---------- Entries

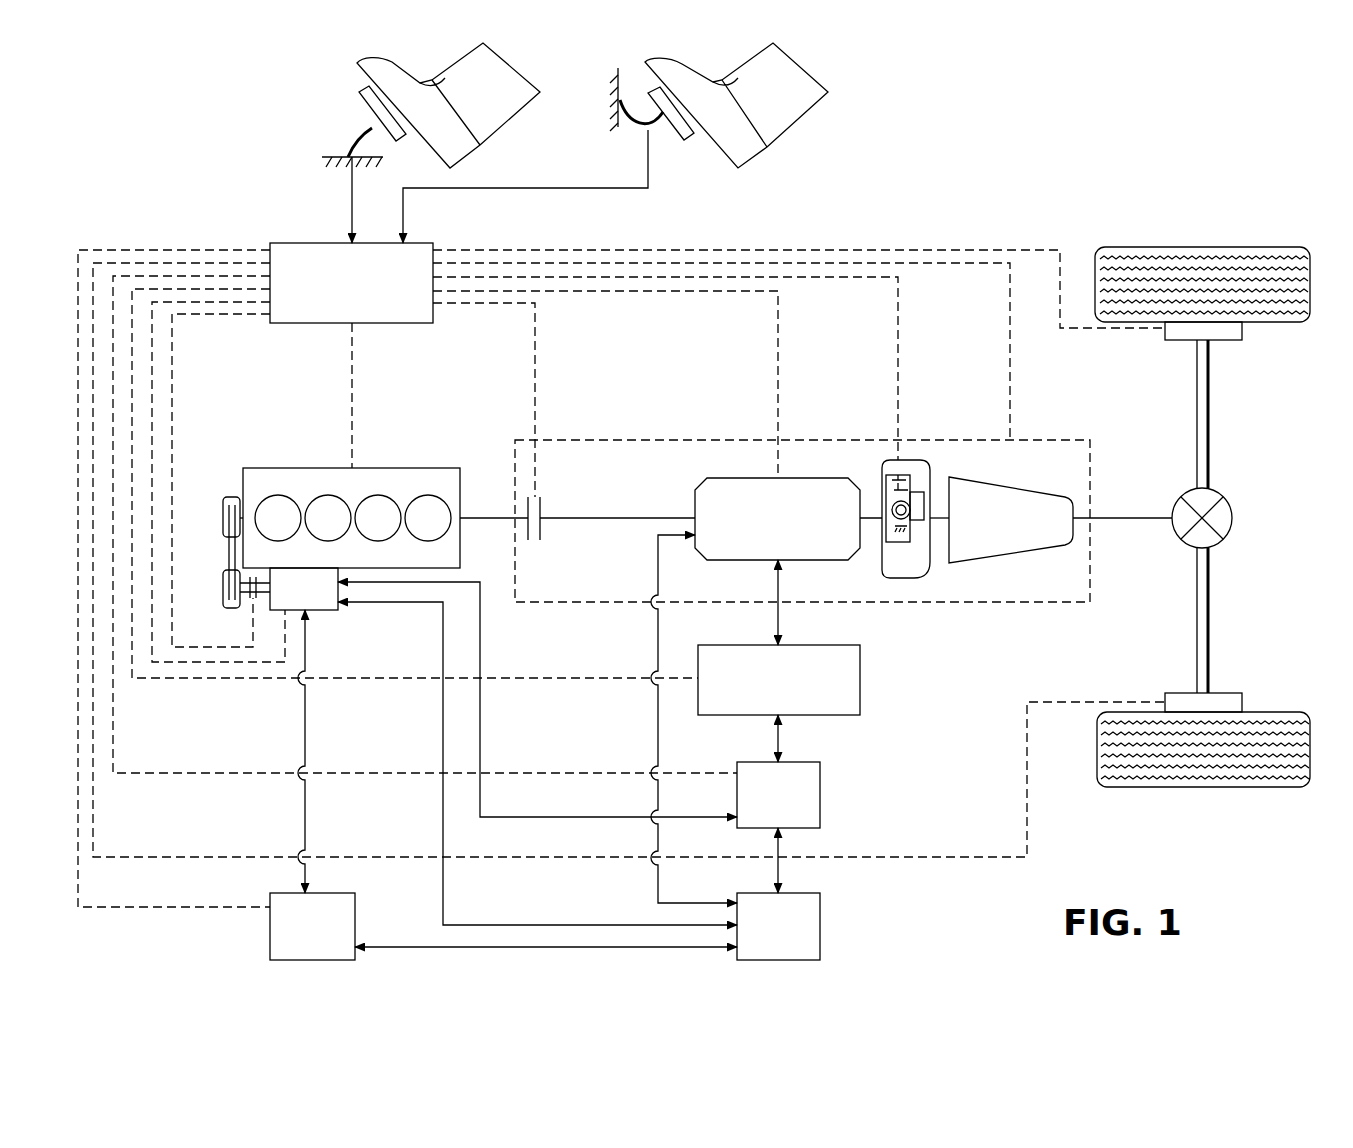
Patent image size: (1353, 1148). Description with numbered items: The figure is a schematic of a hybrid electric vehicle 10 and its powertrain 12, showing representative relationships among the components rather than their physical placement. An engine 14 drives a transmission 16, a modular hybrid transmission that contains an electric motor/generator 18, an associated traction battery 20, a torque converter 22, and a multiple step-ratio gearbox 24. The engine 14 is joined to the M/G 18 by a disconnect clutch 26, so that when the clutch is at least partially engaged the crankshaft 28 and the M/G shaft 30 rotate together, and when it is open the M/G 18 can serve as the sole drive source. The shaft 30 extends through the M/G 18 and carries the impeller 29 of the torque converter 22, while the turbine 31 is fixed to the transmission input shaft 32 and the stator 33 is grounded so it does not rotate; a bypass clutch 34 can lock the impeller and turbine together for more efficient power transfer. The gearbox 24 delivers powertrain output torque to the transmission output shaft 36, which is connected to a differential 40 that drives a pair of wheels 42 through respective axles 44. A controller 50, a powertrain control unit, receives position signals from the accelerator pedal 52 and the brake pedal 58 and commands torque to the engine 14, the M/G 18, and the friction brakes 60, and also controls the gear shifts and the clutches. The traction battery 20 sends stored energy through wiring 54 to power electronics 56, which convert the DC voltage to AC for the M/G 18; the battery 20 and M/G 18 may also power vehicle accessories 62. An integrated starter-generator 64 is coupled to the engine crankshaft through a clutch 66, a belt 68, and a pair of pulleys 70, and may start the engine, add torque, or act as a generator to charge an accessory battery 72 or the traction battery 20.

The hybrid electric vehicle (HEV) 10 is at (900, 152).
The powertrain 12 is at (413, 720).
The engine 14 is at (303, 468).
The transmission 16 is at (853, 440).
The electric motor/generator (M/G) 18 is at (742, 478).
The traction battery 20 is at (820, 797).
The torque converter 22 is at (900, 578).
The gearbox 24 is at (1010, 563).
The disconnect clutch 26 is at (541, 507).
The crankshaft 28 is at (245, 515).
The impeller 29 is at (918, 500).
The M/G shaft 30 is at (643, 518).
The turbine 31 is at (883, 497).
The transmission input shaft 32 is at (942, 512).
The stator 33 is at (896, 530).
The torque converter bypass clutch 34 is at (898, 462).
The transmission output shaft 36 is at (1126, 518).
The differential 40 is at (1234, 518).
The wheels 42 is at (1205, 247).
The axles 44 is at (1210, 408).
The controller 50 is at (310, 243).
The accelerator pedal 52 is at (360, 105).
The wiring 54 is at (775, 742).
The power electronics 56 is at (860, 682).
The brake pedal 58 is at (690, 140).
The friction brakes 60 is at (1242, 331).
The vehicle accessories 62 is at (820, 929).
The integrated starter-generator (ISG) 64 is at (325, 610).
The clutch 66 is at (250, 598).
The belt 68 is at (222, 560).
The pulleys 70 is at (222, 518).
The accessory battery 72 is at (355, 927).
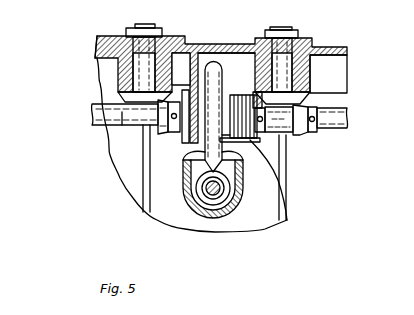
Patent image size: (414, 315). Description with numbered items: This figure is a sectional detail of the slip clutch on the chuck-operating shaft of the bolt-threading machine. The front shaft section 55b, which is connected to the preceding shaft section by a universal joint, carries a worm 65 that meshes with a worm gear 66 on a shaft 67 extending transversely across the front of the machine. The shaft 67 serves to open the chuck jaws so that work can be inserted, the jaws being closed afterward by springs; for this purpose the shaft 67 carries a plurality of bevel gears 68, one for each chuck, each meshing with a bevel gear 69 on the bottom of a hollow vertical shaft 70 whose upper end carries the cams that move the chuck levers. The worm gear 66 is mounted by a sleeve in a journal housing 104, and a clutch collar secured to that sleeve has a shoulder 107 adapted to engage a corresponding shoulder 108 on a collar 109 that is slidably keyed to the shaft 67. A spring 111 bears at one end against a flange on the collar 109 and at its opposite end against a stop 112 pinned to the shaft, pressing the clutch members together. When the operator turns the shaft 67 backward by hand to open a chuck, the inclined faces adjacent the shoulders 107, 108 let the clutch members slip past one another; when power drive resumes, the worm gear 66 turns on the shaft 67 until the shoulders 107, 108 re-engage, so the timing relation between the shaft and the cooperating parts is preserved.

The front shaft section 55b is at (232, 204).
The worm 65 is at (205, 193).
The worm gear 66 is at (214, 62).
The shaft 67 is at (95, 122).
The bevel gear 68 is at (155, 130).
The bevel gear 69 is at (118, 91).
The hollow vertical shaft 70 is at (140, 60).
The journal housing 104 is at (198, 60).
The shoulder 107 is at (232, 115).
The shoulder 108 is at (234, 110).
The collar 109 is at (289, 133).
The spring 111 is at (258, 138).
The stop 112 is at (308, 103).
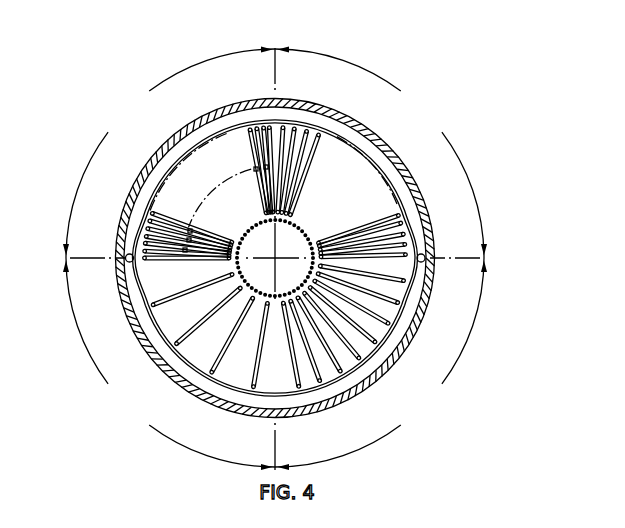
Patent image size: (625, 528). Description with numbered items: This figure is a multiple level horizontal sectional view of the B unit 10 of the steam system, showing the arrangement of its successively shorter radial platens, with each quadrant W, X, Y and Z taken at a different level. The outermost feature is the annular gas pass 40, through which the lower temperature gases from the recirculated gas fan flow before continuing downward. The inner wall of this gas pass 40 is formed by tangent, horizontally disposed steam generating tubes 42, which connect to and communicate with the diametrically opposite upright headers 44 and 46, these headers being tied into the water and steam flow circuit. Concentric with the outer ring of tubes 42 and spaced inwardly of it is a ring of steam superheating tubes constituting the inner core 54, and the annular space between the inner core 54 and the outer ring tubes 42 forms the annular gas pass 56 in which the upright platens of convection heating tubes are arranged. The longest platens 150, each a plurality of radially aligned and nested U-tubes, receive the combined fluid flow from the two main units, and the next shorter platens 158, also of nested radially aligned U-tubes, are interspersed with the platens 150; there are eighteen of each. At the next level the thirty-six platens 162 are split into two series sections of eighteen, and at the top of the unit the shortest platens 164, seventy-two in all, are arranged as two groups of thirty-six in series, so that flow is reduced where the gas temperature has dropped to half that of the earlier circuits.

The apparatus 10 is at (136, 348).
The annular gas pass 40 is at (150, 190).
The steam generating tubes 42 is at (142, 225).
The upright header 44 is at (143, 262).
The upright header 46 is at (426, 259).
The inner core 54 is at (300, 223).
The annular gas pass 56 is at (217, 212).
The longest platens 150 is at (336, 232).
The next shorter platens 158 is at (411, 221).
The platens 162 is at (401, 214).
The shortest platens 164 is at (265, 151).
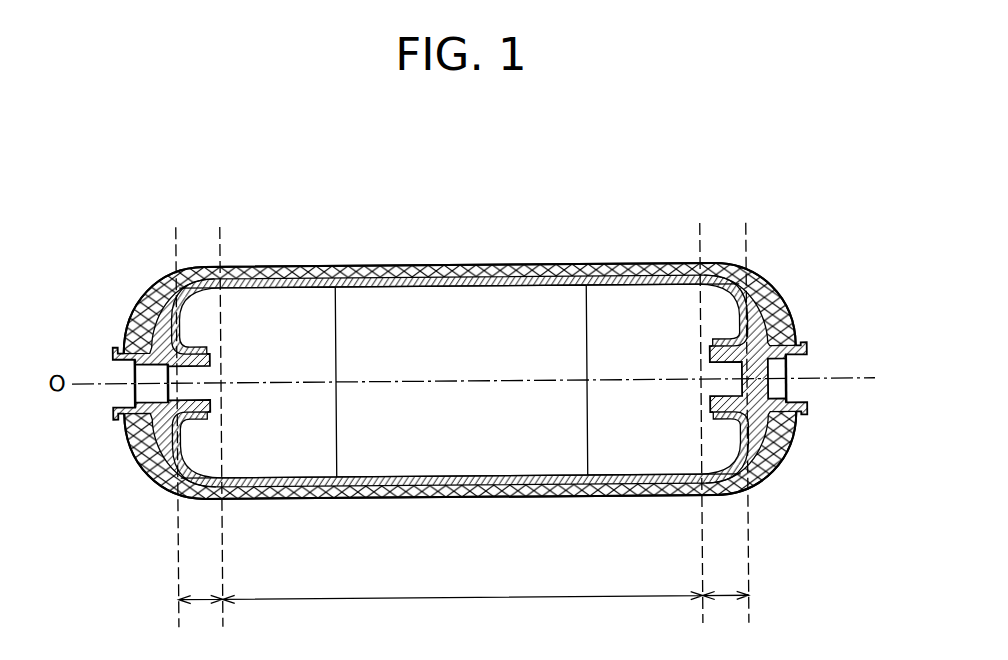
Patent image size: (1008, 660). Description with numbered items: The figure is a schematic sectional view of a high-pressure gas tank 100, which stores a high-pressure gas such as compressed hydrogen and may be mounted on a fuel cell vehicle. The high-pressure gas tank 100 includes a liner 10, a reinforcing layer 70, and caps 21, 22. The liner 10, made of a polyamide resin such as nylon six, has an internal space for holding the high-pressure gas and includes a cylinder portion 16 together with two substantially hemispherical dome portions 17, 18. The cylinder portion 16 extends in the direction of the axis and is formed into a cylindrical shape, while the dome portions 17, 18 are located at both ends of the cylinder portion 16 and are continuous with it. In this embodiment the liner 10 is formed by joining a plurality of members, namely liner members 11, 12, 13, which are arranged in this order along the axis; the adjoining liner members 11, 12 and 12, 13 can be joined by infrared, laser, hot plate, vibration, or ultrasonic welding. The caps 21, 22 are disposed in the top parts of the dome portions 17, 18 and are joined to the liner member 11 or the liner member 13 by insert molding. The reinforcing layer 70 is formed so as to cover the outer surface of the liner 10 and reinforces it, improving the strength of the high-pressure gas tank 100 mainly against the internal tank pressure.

The high-pressure gas tank 100 is at (641, 176).
The reinforcing layer 70 is at (413, 266).
The liner 10 is at (505, 475).
The liner member 11 is at (283, 464).
The liner member 12 is at (427, 463).
The liner member 13 is at (675, 464).
The cylinder portion 16 is at (463, 616).
The dome portion 17 is at (199, 433).
The dome portion 18 is at (724, 429).
The cap 21 is at (118, 349).
The cap 22 is at (807, 350).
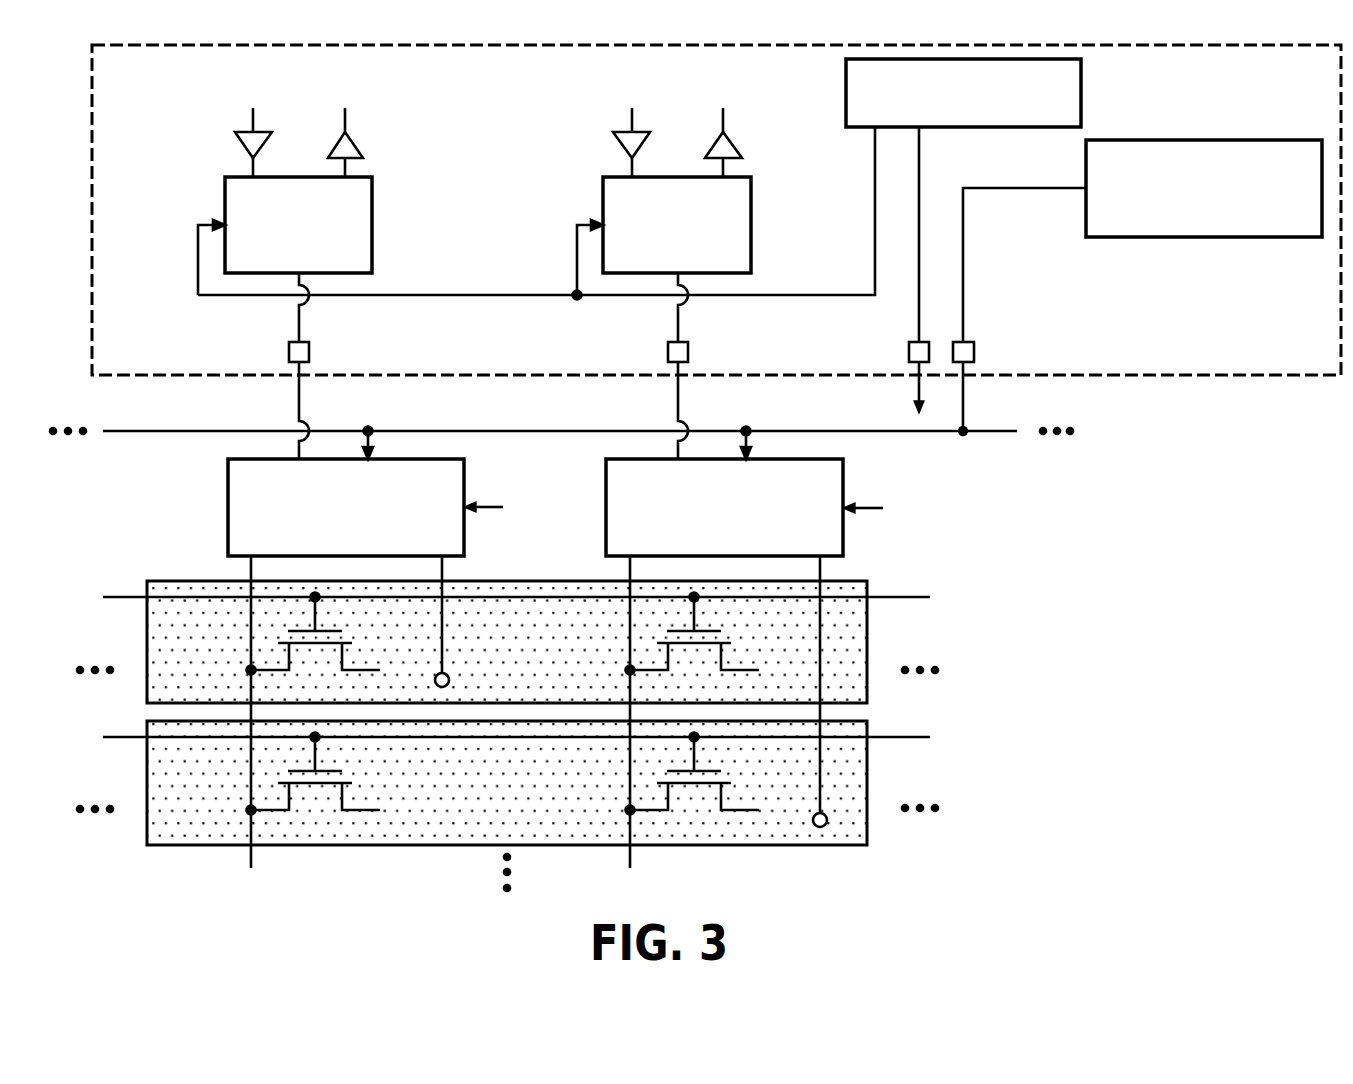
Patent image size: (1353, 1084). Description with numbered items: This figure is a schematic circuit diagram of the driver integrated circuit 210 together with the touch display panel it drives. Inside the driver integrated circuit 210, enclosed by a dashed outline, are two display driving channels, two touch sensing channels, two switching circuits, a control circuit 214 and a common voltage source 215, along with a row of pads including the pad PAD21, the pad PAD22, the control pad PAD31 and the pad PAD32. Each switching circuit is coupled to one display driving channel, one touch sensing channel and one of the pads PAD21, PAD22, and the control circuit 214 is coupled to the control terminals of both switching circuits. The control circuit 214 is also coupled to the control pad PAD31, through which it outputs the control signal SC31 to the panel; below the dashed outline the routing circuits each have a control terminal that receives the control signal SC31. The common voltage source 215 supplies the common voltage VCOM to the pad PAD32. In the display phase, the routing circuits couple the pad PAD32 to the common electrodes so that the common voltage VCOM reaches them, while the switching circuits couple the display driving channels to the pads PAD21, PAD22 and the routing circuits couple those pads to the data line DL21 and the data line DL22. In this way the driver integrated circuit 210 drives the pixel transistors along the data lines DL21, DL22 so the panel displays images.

--------------------

• _Exercise task_:
Convert the records above, from the start through the line containing "The disconnect clutch 26 is at (541, 507).", into a JSON list of strings with one string per line, leaving out blank lines and the pictures.

• _Task output_:
[
  "Patent image size: (1353, 1148). Description with numbered items: The figure is a schematic of a hybrid electric vehicle 10 and its powertrain 12, showing representative relationships among the components rather than their physical placement. An engine 14 drives a transmission 16, a modular hybrid transmission that contains an electric motor/generator 18, an associated traction battery 20, a torque converter 22, and a multiple step-ratio gearbox 24. The engine 14 is joined to the M/G 18 by a disconnect clutch 26, so that when the clutch is at least partially engaged the crankshaft 28 and the M/G shaft 30 rotate together, and when it is open the M/G 18 can serve as the sole drive source. The shaft 30 extends through the M/G 18 and carries the impeller 29 of the torque converter 22, while the turbine 31 is fixed to the transmission input shaft 32 and the stator 33 is grounded so it does not rotate; a bypass clutch 34 can lock the impeller and turbine together for more efficient power transfer. The gearbox 24 delivers powertrain output torque to the transmission output shaft 36, which is connected to a differential 40 that drives a pair of wheels 42 through respective axles 44. A controller 50, a powertrain control unit, receives position signals from the accelerator pedal 52 and the brake pedal 58 and commands torque to the engine 14, the M/G 18, and the friction brakes 60, and also controls the gear shifts and the clutches. The traction battery 20 sends stored energy through wiring 54 to power electronics 56, which convert the DC voltage to AC for the M/G 18; the battery 20 and M/G 18 may also power vehicle accessories 62. An integrated starter-generator 64 is coupled to the engine crankshaft through a clutch 66, a belt 68, and a pair of pulleys 70, and may start the engine, add torque, or act as a generator to charge an accessory battery 72 or the traction battery 20.",
  "The hybrid electric vehicle (HEV) 10 is at (900, 152).",
  "The powertrain 12 is at (413, 720).",
  "The engine 14 is at (303, 468).",
  "The transmission 16 is at (853, 440).",
  "The electric motor/generator (M/G) 18 is at (742, 478).",
  "The traction battery 20 is at (820, 797).",
  "The torque converter 22 is at (900, 578).",
  "The gearbox 24 is at (1010, 563).",
  "The disconnect clutch 26 is at (541, 507)."
]